Short problem:
Reproduce every line of the listing as written, apart from the pictures.

** START **

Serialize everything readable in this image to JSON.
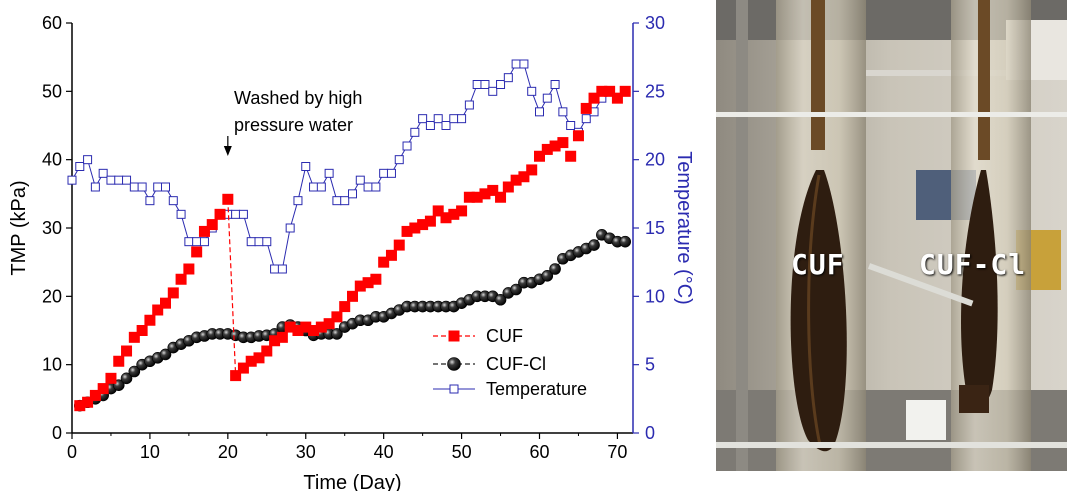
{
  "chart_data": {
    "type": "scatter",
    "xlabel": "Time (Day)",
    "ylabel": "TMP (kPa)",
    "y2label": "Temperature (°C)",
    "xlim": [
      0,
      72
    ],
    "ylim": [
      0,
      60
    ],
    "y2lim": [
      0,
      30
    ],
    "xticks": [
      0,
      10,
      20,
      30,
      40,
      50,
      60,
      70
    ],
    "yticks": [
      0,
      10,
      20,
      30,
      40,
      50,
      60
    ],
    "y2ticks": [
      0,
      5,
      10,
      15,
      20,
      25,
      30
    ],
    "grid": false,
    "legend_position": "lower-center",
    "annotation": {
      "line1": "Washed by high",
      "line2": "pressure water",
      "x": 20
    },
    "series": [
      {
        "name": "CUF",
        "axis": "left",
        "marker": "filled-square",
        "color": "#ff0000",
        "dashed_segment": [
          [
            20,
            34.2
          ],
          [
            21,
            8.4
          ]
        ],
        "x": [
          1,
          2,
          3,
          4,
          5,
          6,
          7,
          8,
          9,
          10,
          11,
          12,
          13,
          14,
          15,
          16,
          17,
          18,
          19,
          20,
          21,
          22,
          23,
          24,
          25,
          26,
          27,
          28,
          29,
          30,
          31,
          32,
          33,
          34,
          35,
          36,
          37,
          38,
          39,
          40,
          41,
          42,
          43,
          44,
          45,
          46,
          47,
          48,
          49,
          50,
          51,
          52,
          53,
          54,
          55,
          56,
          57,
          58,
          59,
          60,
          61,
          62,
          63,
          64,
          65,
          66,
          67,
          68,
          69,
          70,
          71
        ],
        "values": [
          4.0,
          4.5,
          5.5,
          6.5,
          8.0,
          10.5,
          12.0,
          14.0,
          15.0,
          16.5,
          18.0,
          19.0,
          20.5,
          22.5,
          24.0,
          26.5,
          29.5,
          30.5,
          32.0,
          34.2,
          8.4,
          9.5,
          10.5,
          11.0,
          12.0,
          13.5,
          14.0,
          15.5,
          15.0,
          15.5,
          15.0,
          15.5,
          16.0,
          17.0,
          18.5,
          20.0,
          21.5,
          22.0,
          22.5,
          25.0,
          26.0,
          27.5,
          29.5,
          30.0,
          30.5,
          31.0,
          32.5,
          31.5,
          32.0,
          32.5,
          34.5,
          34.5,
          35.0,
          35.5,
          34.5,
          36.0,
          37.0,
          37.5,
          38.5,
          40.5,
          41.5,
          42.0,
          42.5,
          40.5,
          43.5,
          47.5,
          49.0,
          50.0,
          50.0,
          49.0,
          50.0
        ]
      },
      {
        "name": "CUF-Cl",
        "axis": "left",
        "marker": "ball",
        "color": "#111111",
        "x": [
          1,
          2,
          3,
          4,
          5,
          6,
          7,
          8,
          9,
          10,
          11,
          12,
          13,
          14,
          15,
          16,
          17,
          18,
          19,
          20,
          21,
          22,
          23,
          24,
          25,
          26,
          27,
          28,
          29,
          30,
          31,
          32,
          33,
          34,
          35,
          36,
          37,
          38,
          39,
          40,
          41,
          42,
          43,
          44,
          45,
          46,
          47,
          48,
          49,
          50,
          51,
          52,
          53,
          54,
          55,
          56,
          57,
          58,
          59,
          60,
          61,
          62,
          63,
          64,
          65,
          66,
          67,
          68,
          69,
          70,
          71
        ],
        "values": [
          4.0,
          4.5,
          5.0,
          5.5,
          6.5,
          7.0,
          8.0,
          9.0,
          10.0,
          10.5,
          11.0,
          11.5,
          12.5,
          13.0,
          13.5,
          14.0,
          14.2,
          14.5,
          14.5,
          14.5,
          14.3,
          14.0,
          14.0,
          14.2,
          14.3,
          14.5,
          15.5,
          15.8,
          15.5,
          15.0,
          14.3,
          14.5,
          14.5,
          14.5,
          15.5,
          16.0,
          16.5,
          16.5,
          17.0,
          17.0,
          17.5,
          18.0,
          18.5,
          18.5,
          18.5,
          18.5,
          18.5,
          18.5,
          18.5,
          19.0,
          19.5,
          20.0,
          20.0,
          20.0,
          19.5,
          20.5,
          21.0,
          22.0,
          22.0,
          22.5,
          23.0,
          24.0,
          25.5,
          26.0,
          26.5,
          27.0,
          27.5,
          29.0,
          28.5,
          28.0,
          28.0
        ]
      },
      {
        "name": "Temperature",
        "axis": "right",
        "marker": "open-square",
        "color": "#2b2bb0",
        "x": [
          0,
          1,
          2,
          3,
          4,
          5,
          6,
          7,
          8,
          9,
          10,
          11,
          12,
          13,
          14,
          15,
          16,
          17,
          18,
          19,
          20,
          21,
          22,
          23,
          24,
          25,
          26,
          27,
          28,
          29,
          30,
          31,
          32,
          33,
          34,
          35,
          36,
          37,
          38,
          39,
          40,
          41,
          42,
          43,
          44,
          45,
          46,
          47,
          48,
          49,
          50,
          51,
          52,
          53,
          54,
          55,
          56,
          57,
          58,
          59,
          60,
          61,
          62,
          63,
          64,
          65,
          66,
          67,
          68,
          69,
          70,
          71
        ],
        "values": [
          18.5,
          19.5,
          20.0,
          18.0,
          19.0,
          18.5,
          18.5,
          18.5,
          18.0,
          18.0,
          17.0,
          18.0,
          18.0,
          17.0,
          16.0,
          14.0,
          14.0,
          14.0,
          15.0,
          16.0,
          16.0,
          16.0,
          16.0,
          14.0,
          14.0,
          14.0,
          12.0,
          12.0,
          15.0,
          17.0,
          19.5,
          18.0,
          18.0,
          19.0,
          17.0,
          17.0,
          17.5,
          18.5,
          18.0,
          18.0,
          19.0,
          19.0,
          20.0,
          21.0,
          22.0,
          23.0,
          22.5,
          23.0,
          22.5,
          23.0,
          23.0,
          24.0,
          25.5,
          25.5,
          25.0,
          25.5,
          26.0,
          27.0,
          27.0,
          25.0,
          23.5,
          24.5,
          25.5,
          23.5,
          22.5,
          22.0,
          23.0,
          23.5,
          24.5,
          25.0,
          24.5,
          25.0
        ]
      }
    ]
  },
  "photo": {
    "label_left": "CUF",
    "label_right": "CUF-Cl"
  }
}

** END **

Response to this exercise:
Serialize everything readable in this image to JSON.
{
  "chart_data": {
    "type": "scatter",
    "xlabel": "Time (Day)",
    "ylabel": "TMP (kPa)",
    "y2label": "Temperature (°C)",
    "xlim": [
      0,
      72
    ],
    "ylim": [
      0,
      60
    ],
    "y2lim": [
      0,
      30
    ],
    "xticks": [
      0,
      10,
      20,
      30,
      40,
      50,
      60,
      70
    ],
    "yticks": [
      0,
      10,
      20,
      30,
      40,
      50,
      60
    ],
    "y2ticks": [
      0,
      5,
      10,
      15,
      20,
      25,
      30
    ],
    "grid": false,
    "legend_position": "lower-center",
    "annotation": {
      "line1": "Washed by high",
      "line2": "pressure water",
      "x": 20
    },
    "series": [
      {
        "name": "CUF",
        "axis": "left",
        "marker": "filled-square",
        "color": "#ff0000",
        "dashed_segment": [
          [
            20,
            34.2
          ],
          [
            21,
            8.4
          ]
        ],
        "x": [
          1,
          2,
          3,
          4,
          5,
          6,
          7,
          8,
          9,
          10,
          11,
          12,
          13,
          14,
          15,
          16,
          17,
          18,
          19,
          20,
          21,
          22,
          23,
          24,
          25,
          26,
          27,
          28,
          29,
          30,
          31,
          32,
          33,
          34,
          35,
          36,
          37,
          38,
          39,
          40,
          41,
          42,
          43,
          44,
          45,
          46,
          47,
          48,
          49,
          50,
          51,
          52,
          53,
          54,
          55,
          56,
          57,
          58,
          59,
          60,
          61,
          62,
          63,
          64,
          65,
          66,
          67,
          68,
          69,
          70,
          71
        ],
        "values": [
          4.0,
          4.5,
          5.5,
          6.5,
          8.0,
          10.5,
          12.0,
          14.0,
          15.0,
          16.5,
          18.0,
          19.0,
          20.5,
          22.5,
          24.0,
          26.5,
          29.5,
          30.5,
          32.0,
          34.2,
          8.4,
          9.5,
          10.5,
          11.0,
          12.0,
          13.5,
          14.0,
          15.5,
          15.0,
          15.5,
          15.0,
          15.5,
          16.0,
          17.0,
          18.5,
          20.0,
          21.5,
          22.0,
          22.5,
          25.0,
          26.0,
          27.5,
          29.5,
          30.0,
          30.5,
          31.0,
          32.5,
          31.5,
          32.0,
          32.5,
          34.5,
          34.5,
          35.0,
          35.5,
          34.5,
          36.0,
          37.0,
          37.5,
          38.5,
          40.5,
          41.5,
          42.0,
          42.5,
          40.5,
          43.5,
          47.5,
          49.0,
          50.0,
          50.0,
          49.0,
          50.0
        ]
      },
      {
        "name": "CUF-Cl",
        "axis": "left",
        "marker": "ball",
        "color": "#111111",
        "x": [
          1,
          2,
          3,
          4,
          5,
          6,
          7,
          8,
          9,
          10,
          11,
          12,
          13,
          14,
          15,
          16,
          17,
          18,
          19,
          20,
          21,
          22,
          23,
          24,
          25,
          26,
          27,
          28,
          29,
          30,
          31,
          32,
          33,
          34,
          35,
          36,
          37,
          38,
          39,
          40,
          41,
          42,
          43,
          44,
          45,
          46,
          47,
          48,
          49,
          50,
          51,
          52,
          53,
          54,
          55,
          56,
          57,
          58,
          59,
          60,
          61,
          62,
          63,
          64,
          65,
          66,
          67,
          68,
          69,
          70,
          71
        ],
        "values": [
          4.0,
          4.5,
          5.0,
          5.5,
          6.5,
          7.0,
          8.0,
          9.0,
          10.0,
          10.5,
          11.0,
          11.5,
          12.5,
          13.0,
          13.5,
          14.0,
          14.2,
          14.5,
          14.5,
          14.5,
          14.3,
          14.0,
          14.0,
          14.2,
          14.3,
          14.5,
          15.5,
          15.8,
          15.5,
          15.0,
          14.3,
          14.5,
          14.5,
          14.5,
          15.5,
          16.0,
          16.5,
          16.5,
          17.0,
          17.0,
          17.5,
          18.0,
          18.5,
          18.5,
          18.5,
          18.5,
          18.5,
          18.5,
          18.5,
          19.0,
          19.5,
          20.0,
          20.0,
          20.0,
          19.5,
          20.5,
          21.0,
          22.0,
          22.0,
          22.5,
          23.0,
          24.0,
          25.5,
          26.0,
          26.5,
          27.0,
          27.5,
          29.0,
          28.5,
          28.0,
          28.0
        ]
      },
      {
        "name": "Temperature",
        "axis": "right",
        "marker": "open-square",
        "color": "#2b2bb0",
        "x": [
          0,
          1,
          2,
          3,
          4,
          5,
          6,
          7,
          8,
          9,
          10,
          11,
          12,
          13,
          14,
          15,
          16,
          17,
          18,
          19,
          20,
          21,
          22,
          23,
          24,
          25,
          26,
          27,
          28,
          29,
          30,
          31,
          32,
          33,
          34,
          35,
          36,
          37,
          38,
          39,
          40,
          41,
          42,
          43,
          44,
          45,
          46,
          47,
          48,
          49,
          50,
          51,
          52,
          53,
          54,
          55,
          56,
          57,
          58,
          59,
          60,
          61,
          62,
          63,
          64,
          65,
          66,
          67,
          68,
          69,
          70,
          71
        ],
        "values": [
          18.5,
          19.5,
          20.0,
          18.0,
          19.0,
          18.5,
          18.5,
          18.5,
          18.0,
          18.0,
          17.0,
          18.0,
          18.0,
          17.0,
          16.0,
          14.0,
          14.0,
          14.0,
          15.0,
          16.0,
          16.0,
          16.0,
          16.0,
          14.0,
          14.0,
          14.0,
          12.0,
          12.0,
          15.0,
          17.0,
          19.5,
          18.0,
          18.0,
          19.0,
          17.0,
          17.0,
          17.5,
          18.5,
          18.0,
          18.0,
          19.0,
          19.0,
          20.0,
          21.0,
          22.0,
          23.0,
          22.5,
          23.0,
          22.5,
          23.0,
          23.0,
          24.0,
          25.5,
          25.5,
          25.0,
          25.5,
          26.0,
          27.0,
          27.0,
          25.0,
          23.5,
          24.5,
          25.5,
          23.5,
          22.5,
          22.0,
          23.0,
          23.5,
          24.5,
          25.0,
          24.5,
          25.0
        ]
      }
    ]
  },
  "photo": {
    "label_left": "CUF",
    "label_right": "CUF-Cl"
  }
}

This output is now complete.